Problem details:
Would you write out, word for word, the lines below from the very first one through the line containing "y-tick-label: 10-13 bbox=[59, 314, 96, 336]"?

Available data:
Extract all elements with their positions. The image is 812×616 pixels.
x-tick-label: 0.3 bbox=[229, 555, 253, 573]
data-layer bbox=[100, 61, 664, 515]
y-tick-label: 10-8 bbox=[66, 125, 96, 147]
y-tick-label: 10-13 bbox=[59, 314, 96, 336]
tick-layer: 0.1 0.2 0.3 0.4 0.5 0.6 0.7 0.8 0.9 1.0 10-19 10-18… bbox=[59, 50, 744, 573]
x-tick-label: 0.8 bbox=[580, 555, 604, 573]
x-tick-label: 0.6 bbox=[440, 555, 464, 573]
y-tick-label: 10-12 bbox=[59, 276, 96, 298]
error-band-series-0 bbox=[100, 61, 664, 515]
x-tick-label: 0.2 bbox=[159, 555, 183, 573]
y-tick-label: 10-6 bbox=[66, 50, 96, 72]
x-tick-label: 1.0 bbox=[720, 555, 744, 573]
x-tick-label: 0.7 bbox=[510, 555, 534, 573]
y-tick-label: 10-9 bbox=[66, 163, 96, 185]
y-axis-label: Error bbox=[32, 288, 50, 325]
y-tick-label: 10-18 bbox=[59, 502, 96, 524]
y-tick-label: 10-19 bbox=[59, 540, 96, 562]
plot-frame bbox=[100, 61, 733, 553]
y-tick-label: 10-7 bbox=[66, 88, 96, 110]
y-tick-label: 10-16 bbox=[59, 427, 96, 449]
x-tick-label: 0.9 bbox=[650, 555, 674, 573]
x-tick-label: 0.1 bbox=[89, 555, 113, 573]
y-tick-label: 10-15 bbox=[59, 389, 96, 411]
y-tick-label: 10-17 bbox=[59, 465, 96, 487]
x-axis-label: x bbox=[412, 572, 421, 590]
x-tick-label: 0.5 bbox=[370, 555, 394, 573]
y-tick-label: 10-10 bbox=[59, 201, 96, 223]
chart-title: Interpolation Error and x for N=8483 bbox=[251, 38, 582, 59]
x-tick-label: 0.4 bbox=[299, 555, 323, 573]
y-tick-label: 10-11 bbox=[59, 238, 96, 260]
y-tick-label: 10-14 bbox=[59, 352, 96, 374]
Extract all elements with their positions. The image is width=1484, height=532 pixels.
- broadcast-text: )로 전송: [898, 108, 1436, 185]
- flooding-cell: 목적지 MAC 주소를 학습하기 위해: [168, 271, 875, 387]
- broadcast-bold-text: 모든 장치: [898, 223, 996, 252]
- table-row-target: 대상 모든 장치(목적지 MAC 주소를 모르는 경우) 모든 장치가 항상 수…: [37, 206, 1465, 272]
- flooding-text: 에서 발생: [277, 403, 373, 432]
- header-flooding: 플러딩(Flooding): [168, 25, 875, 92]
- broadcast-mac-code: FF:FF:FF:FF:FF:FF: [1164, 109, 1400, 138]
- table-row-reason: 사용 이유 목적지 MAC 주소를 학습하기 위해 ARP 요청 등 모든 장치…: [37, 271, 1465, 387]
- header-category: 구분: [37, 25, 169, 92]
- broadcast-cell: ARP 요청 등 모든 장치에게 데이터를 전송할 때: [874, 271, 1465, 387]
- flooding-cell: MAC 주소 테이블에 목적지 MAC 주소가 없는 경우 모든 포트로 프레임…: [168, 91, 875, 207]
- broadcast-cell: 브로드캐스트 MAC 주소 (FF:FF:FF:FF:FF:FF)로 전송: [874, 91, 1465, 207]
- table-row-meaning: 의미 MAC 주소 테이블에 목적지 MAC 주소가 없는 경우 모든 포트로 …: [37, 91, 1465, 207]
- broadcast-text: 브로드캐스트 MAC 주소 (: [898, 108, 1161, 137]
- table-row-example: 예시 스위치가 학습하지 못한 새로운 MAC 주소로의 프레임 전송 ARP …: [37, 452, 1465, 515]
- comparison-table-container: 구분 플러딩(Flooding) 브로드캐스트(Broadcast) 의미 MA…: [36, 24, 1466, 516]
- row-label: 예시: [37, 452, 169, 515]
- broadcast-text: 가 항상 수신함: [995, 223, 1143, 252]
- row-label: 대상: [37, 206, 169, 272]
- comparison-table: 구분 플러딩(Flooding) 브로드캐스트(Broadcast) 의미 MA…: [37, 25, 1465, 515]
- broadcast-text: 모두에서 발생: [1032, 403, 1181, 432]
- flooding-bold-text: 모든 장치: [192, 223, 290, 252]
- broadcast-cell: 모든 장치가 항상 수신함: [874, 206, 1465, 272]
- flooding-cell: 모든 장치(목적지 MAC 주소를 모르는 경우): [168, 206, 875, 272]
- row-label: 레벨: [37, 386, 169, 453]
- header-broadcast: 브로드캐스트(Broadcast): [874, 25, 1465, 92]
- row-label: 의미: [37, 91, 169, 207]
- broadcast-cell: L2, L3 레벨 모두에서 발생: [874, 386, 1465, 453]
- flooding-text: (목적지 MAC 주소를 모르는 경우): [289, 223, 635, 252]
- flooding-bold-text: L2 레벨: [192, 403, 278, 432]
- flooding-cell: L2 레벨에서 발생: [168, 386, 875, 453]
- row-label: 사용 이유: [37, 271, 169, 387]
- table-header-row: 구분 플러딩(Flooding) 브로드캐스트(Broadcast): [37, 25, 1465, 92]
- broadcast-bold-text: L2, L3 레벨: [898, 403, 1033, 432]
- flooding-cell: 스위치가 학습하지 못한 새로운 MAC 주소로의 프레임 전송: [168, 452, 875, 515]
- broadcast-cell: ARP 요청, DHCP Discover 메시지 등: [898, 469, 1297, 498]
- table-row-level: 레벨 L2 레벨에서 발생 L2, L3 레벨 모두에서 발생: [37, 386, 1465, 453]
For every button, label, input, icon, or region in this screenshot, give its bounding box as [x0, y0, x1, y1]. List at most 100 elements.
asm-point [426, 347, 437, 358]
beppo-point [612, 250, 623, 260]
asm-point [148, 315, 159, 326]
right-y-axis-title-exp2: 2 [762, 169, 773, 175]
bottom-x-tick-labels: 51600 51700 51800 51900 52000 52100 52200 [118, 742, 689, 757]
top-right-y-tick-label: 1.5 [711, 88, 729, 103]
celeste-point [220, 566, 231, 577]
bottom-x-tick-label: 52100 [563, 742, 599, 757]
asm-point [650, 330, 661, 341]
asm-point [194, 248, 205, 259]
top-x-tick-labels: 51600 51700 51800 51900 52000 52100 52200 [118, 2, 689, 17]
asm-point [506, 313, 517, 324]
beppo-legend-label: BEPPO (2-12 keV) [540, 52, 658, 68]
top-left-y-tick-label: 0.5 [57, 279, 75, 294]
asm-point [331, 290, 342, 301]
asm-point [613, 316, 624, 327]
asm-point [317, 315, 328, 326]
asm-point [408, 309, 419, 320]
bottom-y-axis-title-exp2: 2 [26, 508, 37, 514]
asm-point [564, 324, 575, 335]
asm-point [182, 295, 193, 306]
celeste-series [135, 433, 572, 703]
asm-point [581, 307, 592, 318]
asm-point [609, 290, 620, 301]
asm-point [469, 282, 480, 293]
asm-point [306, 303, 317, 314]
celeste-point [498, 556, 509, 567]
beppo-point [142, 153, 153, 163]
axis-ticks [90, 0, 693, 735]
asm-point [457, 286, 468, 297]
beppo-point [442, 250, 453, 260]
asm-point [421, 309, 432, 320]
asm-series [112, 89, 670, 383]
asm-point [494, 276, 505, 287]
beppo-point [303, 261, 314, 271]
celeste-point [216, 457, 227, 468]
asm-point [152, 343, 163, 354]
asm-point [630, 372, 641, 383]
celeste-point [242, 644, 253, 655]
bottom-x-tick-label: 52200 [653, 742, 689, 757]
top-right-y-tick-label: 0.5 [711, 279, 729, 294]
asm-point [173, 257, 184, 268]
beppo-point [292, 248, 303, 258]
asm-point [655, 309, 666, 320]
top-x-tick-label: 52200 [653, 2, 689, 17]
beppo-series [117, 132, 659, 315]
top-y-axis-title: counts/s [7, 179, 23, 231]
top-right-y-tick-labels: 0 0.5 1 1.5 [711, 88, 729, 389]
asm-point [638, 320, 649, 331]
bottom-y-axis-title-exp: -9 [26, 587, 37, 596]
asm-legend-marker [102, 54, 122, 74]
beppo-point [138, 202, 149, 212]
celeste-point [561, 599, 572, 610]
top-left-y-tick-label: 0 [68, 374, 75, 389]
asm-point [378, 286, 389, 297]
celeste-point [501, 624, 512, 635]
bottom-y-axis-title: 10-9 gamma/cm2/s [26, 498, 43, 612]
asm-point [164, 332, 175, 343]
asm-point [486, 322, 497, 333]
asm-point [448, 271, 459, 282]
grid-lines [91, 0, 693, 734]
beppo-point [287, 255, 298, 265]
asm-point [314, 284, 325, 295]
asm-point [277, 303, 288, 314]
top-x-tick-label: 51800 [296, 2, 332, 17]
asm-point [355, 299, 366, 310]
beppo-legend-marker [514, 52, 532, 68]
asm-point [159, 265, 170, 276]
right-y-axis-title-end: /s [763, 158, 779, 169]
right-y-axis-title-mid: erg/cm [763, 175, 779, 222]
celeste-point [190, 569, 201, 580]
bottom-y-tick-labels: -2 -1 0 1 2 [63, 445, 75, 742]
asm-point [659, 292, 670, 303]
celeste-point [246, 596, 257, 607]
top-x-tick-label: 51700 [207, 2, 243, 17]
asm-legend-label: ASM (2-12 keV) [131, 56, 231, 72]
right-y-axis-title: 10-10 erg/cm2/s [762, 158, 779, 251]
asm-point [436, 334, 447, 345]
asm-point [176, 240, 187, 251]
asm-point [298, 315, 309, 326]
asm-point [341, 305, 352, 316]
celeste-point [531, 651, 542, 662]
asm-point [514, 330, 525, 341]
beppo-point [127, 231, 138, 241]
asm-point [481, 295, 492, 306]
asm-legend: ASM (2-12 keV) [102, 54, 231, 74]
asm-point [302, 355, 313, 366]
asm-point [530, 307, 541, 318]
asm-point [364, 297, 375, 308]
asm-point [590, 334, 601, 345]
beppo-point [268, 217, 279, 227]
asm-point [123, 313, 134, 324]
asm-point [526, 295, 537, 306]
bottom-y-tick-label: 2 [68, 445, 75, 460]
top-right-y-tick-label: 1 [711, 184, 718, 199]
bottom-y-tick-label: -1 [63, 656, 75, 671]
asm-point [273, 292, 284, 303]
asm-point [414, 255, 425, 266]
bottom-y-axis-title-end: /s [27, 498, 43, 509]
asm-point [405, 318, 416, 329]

Task answer:
Extract all elements with their positions. The image is 812×616 pixels.
x-tick-label: 0.3 bbox=[229, 555, 253, 573]
data-layer bbox=[100, 61, 664, 515]
y-tick-label: 10-8 bbox=[66, 125, 96, 147]
y-tick-label: 10-13 bbox=[59, 314, 96, 336]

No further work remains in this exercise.